>> START DATA PROVIDED

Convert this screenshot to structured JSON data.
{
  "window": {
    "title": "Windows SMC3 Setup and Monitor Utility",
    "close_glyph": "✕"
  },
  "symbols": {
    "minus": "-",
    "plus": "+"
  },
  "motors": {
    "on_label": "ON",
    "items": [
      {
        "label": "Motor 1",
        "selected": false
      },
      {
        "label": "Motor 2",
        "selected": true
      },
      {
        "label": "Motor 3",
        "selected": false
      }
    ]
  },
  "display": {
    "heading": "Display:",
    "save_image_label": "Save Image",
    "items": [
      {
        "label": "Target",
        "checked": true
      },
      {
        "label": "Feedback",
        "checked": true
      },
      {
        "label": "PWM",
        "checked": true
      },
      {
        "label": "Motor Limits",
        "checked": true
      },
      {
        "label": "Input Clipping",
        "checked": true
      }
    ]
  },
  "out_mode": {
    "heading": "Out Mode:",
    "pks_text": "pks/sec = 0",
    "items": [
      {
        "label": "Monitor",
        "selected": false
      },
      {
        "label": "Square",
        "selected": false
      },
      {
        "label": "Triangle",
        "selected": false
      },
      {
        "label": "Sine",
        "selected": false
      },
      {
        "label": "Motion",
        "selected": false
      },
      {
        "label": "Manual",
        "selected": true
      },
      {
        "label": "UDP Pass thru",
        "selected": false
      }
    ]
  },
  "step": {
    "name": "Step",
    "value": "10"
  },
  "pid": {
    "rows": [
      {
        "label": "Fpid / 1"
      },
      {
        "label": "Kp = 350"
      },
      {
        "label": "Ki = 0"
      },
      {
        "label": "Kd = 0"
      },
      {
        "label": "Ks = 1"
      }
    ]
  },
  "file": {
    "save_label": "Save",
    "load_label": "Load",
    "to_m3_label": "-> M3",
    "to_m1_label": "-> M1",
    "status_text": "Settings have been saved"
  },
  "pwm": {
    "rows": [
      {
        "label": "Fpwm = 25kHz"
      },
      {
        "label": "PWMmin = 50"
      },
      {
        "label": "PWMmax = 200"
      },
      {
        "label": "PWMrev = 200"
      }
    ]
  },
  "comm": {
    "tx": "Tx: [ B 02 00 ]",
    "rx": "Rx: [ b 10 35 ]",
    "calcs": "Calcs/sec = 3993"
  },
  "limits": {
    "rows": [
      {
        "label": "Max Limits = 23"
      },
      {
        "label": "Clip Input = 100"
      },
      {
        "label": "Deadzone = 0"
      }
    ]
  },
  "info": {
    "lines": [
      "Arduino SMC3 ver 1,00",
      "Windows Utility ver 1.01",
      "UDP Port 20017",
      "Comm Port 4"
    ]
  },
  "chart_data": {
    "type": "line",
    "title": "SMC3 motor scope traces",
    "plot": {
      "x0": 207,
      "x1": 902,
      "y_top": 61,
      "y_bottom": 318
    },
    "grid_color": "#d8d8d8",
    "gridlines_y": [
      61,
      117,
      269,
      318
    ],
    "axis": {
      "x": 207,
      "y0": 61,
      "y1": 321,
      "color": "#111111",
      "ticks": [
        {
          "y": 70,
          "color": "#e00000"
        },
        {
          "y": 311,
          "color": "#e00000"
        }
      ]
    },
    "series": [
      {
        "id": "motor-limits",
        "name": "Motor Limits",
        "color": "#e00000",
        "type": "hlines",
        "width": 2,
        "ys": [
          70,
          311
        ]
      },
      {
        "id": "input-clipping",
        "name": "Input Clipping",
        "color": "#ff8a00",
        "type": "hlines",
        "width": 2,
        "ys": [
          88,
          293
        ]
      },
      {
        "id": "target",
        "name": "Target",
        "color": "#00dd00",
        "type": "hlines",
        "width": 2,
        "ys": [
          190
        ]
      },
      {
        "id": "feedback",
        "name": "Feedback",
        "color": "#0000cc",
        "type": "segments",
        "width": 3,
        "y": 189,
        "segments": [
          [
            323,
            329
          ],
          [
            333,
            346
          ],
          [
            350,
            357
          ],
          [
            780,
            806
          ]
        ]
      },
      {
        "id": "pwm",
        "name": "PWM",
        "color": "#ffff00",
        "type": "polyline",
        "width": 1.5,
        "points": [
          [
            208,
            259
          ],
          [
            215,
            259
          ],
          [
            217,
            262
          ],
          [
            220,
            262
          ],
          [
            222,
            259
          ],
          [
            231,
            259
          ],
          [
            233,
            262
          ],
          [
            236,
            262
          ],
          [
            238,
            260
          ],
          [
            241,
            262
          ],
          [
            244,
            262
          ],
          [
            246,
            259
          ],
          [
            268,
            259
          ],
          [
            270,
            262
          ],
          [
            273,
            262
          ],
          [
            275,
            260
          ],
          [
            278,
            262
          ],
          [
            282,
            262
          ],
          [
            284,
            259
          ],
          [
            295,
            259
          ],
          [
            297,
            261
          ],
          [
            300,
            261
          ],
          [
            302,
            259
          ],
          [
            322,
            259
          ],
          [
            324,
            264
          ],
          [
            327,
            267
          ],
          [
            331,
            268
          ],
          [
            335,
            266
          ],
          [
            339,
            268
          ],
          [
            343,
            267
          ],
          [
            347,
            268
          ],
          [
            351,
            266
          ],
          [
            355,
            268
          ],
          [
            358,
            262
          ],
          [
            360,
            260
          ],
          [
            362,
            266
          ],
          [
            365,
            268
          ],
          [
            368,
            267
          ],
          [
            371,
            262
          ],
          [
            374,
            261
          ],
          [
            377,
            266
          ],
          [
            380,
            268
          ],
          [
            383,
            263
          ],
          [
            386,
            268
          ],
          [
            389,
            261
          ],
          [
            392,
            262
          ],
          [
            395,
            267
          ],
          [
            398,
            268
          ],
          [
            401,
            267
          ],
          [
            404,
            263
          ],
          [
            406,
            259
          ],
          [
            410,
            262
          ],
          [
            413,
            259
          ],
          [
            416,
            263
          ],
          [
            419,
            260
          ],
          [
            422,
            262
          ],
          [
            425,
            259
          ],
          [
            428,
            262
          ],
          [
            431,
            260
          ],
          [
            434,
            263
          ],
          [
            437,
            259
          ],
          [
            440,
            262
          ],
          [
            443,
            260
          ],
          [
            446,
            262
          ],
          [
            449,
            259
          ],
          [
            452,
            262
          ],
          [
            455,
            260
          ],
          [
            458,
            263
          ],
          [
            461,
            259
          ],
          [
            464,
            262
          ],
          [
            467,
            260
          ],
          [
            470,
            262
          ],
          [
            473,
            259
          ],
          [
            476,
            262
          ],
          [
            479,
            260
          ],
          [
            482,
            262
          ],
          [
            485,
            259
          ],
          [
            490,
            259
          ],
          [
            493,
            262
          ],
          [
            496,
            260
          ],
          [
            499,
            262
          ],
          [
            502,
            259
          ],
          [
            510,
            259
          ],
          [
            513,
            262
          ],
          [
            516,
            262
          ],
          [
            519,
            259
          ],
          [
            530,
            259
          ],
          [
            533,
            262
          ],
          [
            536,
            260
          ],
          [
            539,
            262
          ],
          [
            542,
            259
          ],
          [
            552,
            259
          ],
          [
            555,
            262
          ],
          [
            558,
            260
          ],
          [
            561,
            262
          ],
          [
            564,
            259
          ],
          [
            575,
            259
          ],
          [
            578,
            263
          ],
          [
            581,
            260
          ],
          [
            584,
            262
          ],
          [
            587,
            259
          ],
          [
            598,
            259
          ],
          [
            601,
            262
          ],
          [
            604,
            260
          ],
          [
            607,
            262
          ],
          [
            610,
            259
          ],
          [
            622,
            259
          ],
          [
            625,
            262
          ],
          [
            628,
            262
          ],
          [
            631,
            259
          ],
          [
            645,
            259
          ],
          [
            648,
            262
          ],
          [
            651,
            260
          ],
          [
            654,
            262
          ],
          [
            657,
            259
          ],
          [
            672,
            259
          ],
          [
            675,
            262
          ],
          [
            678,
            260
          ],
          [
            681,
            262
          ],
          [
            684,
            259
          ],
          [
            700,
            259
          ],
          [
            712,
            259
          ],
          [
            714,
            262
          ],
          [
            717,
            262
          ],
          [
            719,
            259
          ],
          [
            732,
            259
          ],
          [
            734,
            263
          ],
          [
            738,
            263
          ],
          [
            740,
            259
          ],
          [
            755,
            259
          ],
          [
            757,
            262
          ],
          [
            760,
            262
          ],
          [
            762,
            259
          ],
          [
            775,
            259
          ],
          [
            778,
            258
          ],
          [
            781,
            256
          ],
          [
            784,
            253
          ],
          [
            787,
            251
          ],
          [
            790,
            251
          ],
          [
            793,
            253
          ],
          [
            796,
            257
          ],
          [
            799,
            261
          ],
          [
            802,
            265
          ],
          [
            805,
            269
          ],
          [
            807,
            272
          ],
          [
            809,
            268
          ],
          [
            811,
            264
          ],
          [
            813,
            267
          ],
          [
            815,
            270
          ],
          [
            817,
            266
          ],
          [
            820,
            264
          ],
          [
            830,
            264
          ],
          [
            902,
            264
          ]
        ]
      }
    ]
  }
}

>> END DATA PROVIDED

§ **GOAL**
Identify each line containing the string "name" and copy it out.

§ **FULL SOLUTION**
    "name": "Step",
        "name": "Motor Limits",
        "name": "Input Clipping",
        "name": "Target",
        "name": "Feedback",
        "name": "PWM",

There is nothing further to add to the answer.